Each entry below should be reproduced character for character.
:::::
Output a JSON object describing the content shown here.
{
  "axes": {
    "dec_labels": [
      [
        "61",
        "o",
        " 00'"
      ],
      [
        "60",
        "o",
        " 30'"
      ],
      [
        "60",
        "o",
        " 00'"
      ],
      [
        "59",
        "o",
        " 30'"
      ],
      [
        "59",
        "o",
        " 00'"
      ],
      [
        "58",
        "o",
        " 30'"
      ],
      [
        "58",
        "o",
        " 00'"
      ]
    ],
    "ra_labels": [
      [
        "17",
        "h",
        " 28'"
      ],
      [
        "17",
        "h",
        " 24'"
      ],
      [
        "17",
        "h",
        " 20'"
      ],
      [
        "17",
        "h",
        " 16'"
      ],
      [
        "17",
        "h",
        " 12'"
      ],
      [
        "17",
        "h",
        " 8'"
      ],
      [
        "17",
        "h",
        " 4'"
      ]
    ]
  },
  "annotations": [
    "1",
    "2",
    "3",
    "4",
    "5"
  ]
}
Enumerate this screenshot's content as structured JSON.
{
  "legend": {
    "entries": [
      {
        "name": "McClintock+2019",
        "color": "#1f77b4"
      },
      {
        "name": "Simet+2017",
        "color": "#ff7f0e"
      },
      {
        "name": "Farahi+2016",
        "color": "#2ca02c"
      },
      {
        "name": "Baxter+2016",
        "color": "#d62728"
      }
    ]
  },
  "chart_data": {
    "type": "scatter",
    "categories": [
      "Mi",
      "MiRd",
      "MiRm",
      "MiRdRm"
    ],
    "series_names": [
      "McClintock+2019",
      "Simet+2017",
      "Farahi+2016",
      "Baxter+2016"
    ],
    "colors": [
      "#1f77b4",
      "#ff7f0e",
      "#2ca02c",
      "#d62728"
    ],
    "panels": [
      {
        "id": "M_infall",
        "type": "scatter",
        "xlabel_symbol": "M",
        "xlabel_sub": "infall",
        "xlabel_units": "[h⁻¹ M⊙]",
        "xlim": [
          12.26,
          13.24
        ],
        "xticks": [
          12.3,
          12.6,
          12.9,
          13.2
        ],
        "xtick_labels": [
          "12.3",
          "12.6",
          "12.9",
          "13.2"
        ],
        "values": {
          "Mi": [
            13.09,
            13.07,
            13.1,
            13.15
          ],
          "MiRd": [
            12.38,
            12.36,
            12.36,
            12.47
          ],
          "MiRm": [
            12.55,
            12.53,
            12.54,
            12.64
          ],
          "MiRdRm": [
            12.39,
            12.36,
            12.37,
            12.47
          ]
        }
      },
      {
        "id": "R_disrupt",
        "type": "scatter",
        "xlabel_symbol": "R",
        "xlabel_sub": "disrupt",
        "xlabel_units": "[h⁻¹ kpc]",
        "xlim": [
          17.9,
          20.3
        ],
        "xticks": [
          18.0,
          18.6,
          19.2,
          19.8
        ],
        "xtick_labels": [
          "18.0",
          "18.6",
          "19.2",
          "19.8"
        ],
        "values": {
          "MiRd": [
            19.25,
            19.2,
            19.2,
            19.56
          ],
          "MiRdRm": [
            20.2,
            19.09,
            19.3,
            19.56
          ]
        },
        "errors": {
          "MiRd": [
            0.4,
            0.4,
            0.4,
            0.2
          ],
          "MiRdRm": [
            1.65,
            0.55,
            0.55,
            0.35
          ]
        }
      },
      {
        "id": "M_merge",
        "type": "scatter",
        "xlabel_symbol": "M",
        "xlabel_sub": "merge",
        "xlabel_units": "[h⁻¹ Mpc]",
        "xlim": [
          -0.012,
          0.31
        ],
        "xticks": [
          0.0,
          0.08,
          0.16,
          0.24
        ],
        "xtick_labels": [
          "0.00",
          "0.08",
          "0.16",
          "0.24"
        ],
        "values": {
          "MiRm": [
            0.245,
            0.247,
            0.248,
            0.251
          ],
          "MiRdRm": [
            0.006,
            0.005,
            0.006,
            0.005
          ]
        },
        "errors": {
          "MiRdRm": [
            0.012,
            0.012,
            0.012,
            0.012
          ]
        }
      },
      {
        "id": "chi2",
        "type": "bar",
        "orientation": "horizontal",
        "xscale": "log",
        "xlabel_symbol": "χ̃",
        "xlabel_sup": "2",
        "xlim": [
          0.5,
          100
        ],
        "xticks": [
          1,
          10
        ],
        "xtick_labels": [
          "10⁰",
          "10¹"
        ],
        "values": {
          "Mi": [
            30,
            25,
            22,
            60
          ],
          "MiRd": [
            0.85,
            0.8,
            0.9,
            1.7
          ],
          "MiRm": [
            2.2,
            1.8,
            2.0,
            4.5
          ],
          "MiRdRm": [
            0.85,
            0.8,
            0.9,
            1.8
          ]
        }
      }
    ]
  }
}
:::::
**ANSWER BELOW**
Output a JSON object describing the content shown here.
{
  "axes": {
    "dec_labels": [
      [
        "61",
        "o",
        " 00'"
      ],
      [
        "60",
        "o",
        " 30'"
      ],
      [
        "60",
        "o",
        " 00'"
      ],
      [
        "59",
        "o",
        " 30'"
      ],
      [
        "59",
        "o",
        " 00'"
      ],
      [
        "58",
        "o",
        " 30'"
      ],
      [
        "58",
        "o",
        " 00'"
      ]
    ],
    "ra_labels": [
      [
        "17",
        "h",
        " 28'"
      ],
      [
        "17",
        "h",
        " 24'"
      ],
      [
        "17",
        "h",
        " 20'"
      ],
      [
        "17",
        "h",
        " 16'"
      ],
      [
        "17",
        "h",
        " 12'"
      ],
      [
        "17",
        "h",
        " 8'"
      ],
      [
        "17",
        "h",
        " 4'"
      ]
    ]
  },
  "annotations": [
    "1",
    "2",
    "3",
    "4",
    "5"
  ]
}
Enumerate this screenshot's content as structured JSON.
{
  "legend": {
    "entries": [
      {
        "name": "McClintock+2019",
        "color": "#1f77b4"
      },
      {
        "name": "Simet+2017",
        "color": "#ff7f0e"
      },
      {
        "name": "Farahi+2016",
        "color": "#2ca02c"
      },
      {
        "name": "Baxter+2016",
        "color": "#d62728"
      }
    ]
  },
  "chart_data": {
    "type": "scatter",
    "categories": [
      "Mi",
      "MiRd",
      "MiRm",
      "MiRdRm"
    ],
    "series_names": [
      "McClintock+2019",
      "Simet+2017",
      "Farahi+2016",
      "Baxter+2016"
    ],
    "colors": [
      "#1f77b4",
      "#ff7f0e",
      "#2ca02c",
      "#d62728"
    ],
    "panels": [
      {
        "id": "M_infall",
        "type": "scatter",
        "xlabel_symbol": "M",
        "xlabel_sub": "infall",
        "xlabel_units": "[h⁻¹ M⊙]",
        "xlim": [
          12.26,
          13.24
        ],
        "xticks": [
          12.3,
          12.6,
          12.9,
          13.2
        ],
        "xtick_labels": [
          "12.3",
          "12.6",
          "12.9",
          "13.2"
        ],
        "values": {
          "Mi": [
            13.09,
            13.07,
            13.1,
            13.15
          ],
          "MiRd": [
            12.38,
            12.36,
            12.36,
            12.47
          ],
          "MiRm": [
            12.55,
            12.53,
            12.54,
            12.64
          ],
          "MiRdRm": [
            12.39,
            12.36,
            12.37,
            12.47
          ]
        }
      },
      {
        "id": "R_disrupt",
        "type": "scatter",
        "xlabel_symbol": "R",
        "xlabel_sub": "disrupt",
        "xlabel_units": "[h⁻¹ kpc]",
        "xlim": [
          17.9,
          20.3
        ],
        "xticks": [
          18.0,
          18.6,
          19.2,
          19.8
        ],
        "xtick_labels": [
          "18.0",
          "18.6",
          "19.2",
          "19.8"
        ],
        "values": {
          "MiRd": [
            19.25,
            19.2,
            19.2,
            19.56
          ],
          "MiRdRm": [
            20.2,
            19.09,
            19.3,
            19.56
          ]
        },
        "errors": {
          "MiRd": [
            0.4,
            0.4,
            0.4,
            0.2
          ],
          "MiRdRm": [
            1.65,
            0.55,
            0.55,
            0.35
          ]
        }
      },
      {
        "id": "M_merge",
        "type": "scatter",
        "xlabel_symbol": "M",
        "xlabel_sub": "merge",
        "xlabel_units": "[h⁻¹ Mpc]",
        "xlim": [
          -0.012,
          0.31
        ],
        "xticks": [
          0.0,
          0.08,
          0.16,
          0.24
        ],
        "xtick_labels": [
          "0.00",
          "0.08",
          "0.16",
          "0.24"
        ],
        "values": {
          "MiRm": [
            0.245,
            0.247,
            0.248,
            0.251
          ],
          "MiRdRm": [
            0.006,
            0.005,
            0.006,
            0.005
          ]
        },
        "errors": {
          "MiRdRm": [
            0.012,
            0.012,
            0.012,
            0.012
          ]
        }
      },
      {
        "id": "chi2",
        "type": "bar",
        "orientation": "horizontal",
        "xscale": "log",
        "xlabel_symbol": "χ̃",
        "xlabel_sup": "2",
        "xlim": [
          0.5,
          100
        ],
        "xticks": [
          1,
          10
        ],
        "xtick_labels": [
          "10⁰",
          "10¹"
        ],
        "values": {
          "Mi": [
            30,
            25,
            22,
            60
          ],
          "MiRd": [
            0.85,
            0.8,
            0.9,
            1.7
          ],
          "MiRm": [
            2.2,
            1.8,
            2.0,
            4.5
          ],
          "MiRdRm": [
            0.85,
            0.8,
            0.9,
            1.8
          ]
        }
      }
    ]
  }
}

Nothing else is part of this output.